Short problem » Below is a block of records; repeat each one exactly.

══════════

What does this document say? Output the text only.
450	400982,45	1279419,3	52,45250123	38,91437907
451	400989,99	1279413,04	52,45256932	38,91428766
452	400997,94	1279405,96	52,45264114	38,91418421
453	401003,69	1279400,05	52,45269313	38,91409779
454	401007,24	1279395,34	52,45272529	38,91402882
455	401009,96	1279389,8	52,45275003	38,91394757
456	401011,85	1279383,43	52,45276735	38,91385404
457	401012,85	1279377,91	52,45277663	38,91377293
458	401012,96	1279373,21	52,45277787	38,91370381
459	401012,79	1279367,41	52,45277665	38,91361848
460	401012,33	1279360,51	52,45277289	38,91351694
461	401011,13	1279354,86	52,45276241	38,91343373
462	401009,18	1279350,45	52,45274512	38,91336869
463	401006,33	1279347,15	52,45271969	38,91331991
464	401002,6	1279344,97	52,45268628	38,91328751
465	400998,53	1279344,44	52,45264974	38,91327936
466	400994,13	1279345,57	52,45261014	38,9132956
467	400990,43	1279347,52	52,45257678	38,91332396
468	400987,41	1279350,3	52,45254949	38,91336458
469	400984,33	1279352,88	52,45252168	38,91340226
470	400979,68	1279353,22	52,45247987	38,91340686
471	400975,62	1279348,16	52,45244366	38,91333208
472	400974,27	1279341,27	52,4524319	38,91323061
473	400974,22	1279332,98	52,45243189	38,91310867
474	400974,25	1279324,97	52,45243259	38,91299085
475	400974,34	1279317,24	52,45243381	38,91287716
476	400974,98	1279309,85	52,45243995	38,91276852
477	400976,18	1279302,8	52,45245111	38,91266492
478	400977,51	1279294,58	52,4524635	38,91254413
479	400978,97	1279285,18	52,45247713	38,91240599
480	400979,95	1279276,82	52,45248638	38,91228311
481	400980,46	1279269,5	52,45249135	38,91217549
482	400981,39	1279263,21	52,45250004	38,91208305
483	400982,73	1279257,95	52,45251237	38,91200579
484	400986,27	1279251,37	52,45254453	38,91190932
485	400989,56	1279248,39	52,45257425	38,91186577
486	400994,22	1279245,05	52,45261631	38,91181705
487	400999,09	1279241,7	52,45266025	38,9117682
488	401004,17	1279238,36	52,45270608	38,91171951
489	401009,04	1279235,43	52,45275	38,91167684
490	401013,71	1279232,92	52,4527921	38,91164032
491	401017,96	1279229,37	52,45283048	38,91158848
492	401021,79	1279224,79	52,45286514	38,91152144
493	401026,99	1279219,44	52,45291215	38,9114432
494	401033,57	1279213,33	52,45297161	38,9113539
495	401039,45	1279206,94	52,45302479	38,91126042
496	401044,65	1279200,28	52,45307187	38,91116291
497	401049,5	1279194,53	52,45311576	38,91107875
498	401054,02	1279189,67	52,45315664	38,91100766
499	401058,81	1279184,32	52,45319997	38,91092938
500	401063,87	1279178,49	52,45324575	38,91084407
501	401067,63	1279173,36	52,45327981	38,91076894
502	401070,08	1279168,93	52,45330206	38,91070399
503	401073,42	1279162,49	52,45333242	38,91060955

══════════

Response to this exercise »
What does this document say? Output the text only.
450	400982,45	1279419,3	52,45250123	38,91437907
451	400989,99	1279413,04	52,45256932	38,91428766
452	400997,94	1279405,96	52,45264114	38,91418421
453	401003,69	1279400,05	52,45269313	38,91409779
454	401007,24	1279395,34	52,45272529	38,91402882
455	401009,96	1279389,8	52,45275003	38,91394757
456	401011,85	1279383,43	52,45276735	38,91385404
457	401012,85	1279377,91	52,45277663	38,91377293
458	401012,96	1279373,21	52,45277787	38,91370381
459	401012,79	1279367,41	52,45277665	38,91361848
460	401012,33	1279360,51	52,45277289	38,91351694
461	401011,13	1279354,86	52,45276241	38,91343373
462	401009,18	1279350,45	52,45274512	38,91336869
463	401006,33	1279347,15	52,45271969	38,91331991
464	401002,6	1279344,97	52,45268628	38,91328751
465	400998,53	1279344,44	52,45264974	38,91327936
466	400994,13	1279345,57	52,45261014	38,9132956
467	400990,43	1279347,52	52,45257678	38,91332396
468	400987,41	1279350,3	52,45254949	38,91336458
469	400984,33	1279352,88	52,45252168	38,91340226
470	400979,68	1279353,22	52,45247987	38,91340686
471	400975,62	1279348,16	52,45244366	38,91333208
472	400974,27	1279341,27	52,4524319	38,91323061
473	400974,22	1279332,98	52,45243189	38,91310867
474	400974,25	1279324,97	52,45243259	38,91299085
475	400974,34	1279317,24	52,45243381	38,91287716
476	400974,98	1279309,85	52,45243995	38,91276852
477	400976,18	1279302,8	52,45245111	38,91266492
478	400977,51	1279294,58	52,4524635	38,91254413
479	400978,97	1279285,18	52,45247713	38,91240599
480	400979,95	1279276,82	52,45248638	38,91228311
481	400980,46	1279269,5	52,45249135	38,91217549
482	400981,39	1279263,21	52,45250004	38,91208305
483	400982,73	1279257,95	52,45251237	38,91200579
484	400986,27	1279251,37	52,45254453	38,91190932
485	400989,56	1279248,39	52,45257425	38,91186577
486	400994,22	1279245,05	52,45261631	38,91181705
487	400999,09	1279241,7	52,45266025	38,9117682
488	401004,17	1279238,36	52,45270608	38,91171951
489	401009,04	1279235,43	52,45275	38,91167684
490	401013,71	1279232,92	52,4527921	38,91164032
491	401017,96	1279229,37	52,45283048	38,91158848
492	401021,79	1279224,79	52,45286514	38,91152144
493	401026,99	1279219,44	52,45291215	38,9114432
494	401033,57	1279213,33	52,45297161	38,9113539
495	401039,45	1279206,94	52,45302479	38,91126042
496	401044,65	1279200,28	52,45307187	38,91116291
497	401049,5	1279194,53	52,45311576	38,91107875
498	401054,02	1279189,67	52,45315664	38,91100766
499	401058,81	1279184,32	52,45319997	38,91092938
500	401063,87	1279178,49	52,45324575	38,91084407
501	401067,63	1279173,36	52,45327981	38,91076894
502	401070,08	1279168,93	52,45330206	38,91070399
503	401073,42	1279162,49	52,45333242	38,91060955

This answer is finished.